EXERCISE TASK →
Rewrite the stretch of material from the line containing "Identify all the" through the line containing "search-input[interactable] [12,77,478,113]", substituting "favorite-icon" for "star-icon" and leaving everything else unchanged.

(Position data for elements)
○ ○ ○ ○

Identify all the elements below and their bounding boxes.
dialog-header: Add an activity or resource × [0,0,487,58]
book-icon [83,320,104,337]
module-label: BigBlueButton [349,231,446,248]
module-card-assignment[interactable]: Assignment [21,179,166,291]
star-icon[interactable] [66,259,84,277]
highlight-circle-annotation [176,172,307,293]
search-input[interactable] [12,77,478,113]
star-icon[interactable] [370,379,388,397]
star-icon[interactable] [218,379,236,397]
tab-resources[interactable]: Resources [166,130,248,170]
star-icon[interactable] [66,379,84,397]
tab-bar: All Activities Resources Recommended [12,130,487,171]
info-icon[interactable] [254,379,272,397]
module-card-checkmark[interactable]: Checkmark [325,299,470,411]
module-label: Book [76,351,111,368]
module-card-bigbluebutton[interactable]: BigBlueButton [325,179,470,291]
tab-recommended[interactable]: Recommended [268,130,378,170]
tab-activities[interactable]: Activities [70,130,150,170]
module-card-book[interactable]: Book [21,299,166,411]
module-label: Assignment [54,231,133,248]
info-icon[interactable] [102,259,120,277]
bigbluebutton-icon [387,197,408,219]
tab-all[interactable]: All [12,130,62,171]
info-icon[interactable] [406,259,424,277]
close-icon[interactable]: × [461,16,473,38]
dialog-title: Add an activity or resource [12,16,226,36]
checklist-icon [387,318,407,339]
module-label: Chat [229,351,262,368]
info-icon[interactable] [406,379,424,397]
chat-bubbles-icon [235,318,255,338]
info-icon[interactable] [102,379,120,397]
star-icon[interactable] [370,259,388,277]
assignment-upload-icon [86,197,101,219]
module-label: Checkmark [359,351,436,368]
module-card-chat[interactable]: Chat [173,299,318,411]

○ ○ ○ ○

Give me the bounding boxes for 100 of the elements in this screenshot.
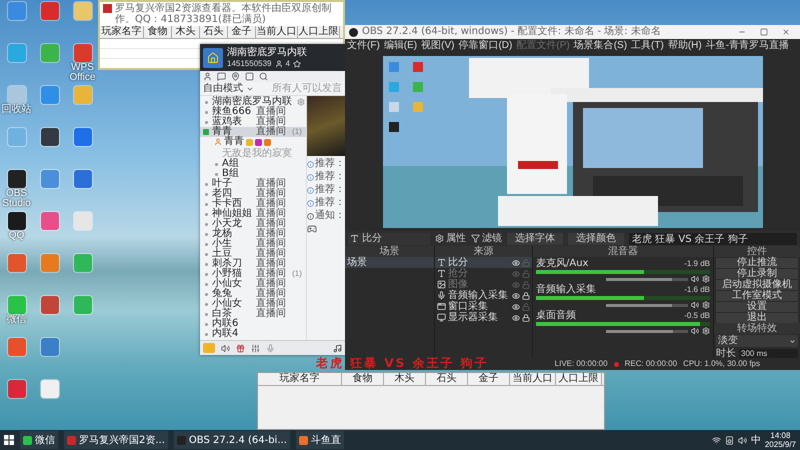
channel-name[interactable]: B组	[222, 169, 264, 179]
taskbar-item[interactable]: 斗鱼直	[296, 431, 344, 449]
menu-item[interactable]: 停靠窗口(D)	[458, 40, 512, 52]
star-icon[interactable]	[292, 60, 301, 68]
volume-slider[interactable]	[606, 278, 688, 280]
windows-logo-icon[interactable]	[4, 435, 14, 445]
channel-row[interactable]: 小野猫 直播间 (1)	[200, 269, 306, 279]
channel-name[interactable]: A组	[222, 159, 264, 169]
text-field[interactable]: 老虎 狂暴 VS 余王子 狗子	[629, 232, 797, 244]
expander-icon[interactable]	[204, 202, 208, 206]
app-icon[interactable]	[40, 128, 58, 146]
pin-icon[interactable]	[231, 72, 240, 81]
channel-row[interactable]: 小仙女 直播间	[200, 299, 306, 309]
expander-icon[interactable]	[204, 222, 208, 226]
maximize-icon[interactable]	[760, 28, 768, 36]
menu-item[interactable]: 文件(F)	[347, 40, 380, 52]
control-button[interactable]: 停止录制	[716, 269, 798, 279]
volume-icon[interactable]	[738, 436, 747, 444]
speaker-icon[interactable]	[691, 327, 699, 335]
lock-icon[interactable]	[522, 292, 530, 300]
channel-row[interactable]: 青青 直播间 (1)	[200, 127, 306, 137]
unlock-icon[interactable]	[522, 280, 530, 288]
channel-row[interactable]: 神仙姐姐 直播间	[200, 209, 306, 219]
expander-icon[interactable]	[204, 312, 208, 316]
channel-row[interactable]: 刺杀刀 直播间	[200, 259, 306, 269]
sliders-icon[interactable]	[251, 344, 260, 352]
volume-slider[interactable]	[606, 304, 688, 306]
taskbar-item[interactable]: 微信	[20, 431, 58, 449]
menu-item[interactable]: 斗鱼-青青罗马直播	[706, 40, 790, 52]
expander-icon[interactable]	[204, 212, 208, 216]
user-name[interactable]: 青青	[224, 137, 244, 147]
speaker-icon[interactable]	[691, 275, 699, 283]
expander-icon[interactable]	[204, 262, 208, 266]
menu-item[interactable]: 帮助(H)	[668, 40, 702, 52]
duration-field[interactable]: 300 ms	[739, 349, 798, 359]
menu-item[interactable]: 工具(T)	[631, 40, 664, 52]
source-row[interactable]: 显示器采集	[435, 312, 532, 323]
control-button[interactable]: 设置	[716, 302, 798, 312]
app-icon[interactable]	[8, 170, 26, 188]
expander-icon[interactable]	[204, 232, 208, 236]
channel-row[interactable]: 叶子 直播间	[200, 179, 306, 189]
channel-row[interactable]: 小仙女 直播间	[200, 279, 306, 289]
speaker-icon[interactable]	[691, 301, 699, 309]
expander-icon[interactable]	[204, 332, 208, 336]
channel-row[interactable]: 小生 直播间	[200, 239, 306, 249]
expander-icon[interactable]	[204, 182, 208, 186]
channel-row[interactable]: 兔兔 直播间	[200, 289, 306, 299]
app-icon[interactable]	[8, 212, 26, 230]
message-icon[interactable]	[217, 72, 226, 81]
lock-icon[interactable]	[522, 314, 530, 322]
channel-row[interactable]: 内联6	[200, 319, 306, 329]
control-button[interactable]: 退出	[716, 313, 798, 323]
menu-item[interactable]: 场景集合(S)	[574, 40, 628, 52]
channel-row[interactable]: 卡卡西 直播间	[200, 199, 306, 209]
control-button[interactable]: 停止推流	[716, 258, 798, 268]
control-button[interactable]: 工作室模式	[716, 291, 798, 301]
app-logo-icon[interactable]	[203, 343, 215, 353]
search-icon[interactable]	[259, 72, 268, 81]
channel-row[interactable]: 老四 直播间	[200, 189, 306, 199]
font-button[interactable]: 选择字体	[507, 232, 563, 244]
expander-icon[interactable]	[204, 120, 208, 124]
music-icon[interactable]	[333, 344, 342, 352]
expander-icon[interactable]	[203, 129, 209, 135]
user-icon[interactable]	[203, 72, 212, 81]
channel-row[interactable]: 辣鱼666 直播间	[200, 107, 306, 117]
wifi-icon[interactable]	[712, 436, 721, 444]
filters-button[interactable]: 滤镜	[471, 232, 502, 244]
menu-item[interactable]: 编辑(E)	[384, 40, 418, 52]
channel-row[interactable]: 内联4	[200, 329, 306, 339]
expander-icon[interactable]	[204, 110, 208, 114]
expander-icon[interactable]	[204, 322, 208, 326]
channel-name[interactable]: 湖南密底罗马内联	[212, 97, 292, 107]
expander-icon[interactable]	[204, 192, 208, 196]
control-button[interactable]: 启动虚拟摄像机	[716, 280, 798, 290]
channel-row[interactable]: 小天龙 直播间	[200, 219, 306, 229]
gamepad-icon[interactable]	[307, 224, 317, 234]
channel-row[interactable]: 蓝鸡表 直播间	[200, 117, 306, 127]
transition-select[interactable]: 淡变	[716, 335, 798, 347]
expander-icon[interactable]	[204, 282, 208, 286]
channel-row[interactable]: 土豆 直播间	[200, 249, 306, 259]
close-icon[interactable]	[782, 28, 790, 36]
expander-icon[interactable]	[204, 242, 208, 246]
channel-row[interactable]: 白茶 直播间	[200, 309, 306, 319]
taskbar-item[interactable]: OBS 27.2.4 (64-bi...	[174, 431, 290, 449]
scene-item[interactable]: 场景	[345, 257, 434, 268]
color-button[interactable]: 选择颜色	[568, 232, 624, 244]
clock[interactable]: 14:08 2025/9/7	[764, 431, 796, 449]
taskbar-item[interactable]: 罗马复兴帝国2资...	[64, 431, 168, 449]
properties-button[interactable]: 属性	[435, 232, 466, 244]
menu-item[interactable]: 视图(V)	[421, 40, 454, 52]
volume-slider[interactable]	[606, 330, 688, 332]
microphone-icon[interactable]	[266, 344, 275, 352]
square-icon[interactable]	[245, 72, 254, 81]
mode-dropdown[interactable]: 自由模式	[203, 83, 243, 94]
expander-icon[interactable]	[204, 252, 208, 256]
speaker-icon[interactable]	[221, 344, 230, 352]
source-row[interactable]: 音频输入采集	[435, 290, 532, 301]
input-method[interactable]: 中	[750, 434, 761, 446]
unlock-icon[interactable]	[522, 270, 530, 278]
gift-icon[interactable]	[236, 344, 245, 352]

○ ○ ○ ○

PROBLEM SOLUTION →
Identify all the elements below and their bounding boxes.
dialog-header: Add an activity or resource × [0,0,487,58]
book-icon [83,320,104,337]
module-label: BigBlueButton [349,231,446,248]
module-card-assignment[interactable]: Assignment [21,179,166,291]
favorite-icon[interactable] [66,259,84,277]
highlight-circle-annotation [176,172,307,293]
search-input[interactable] [12,77,478,113]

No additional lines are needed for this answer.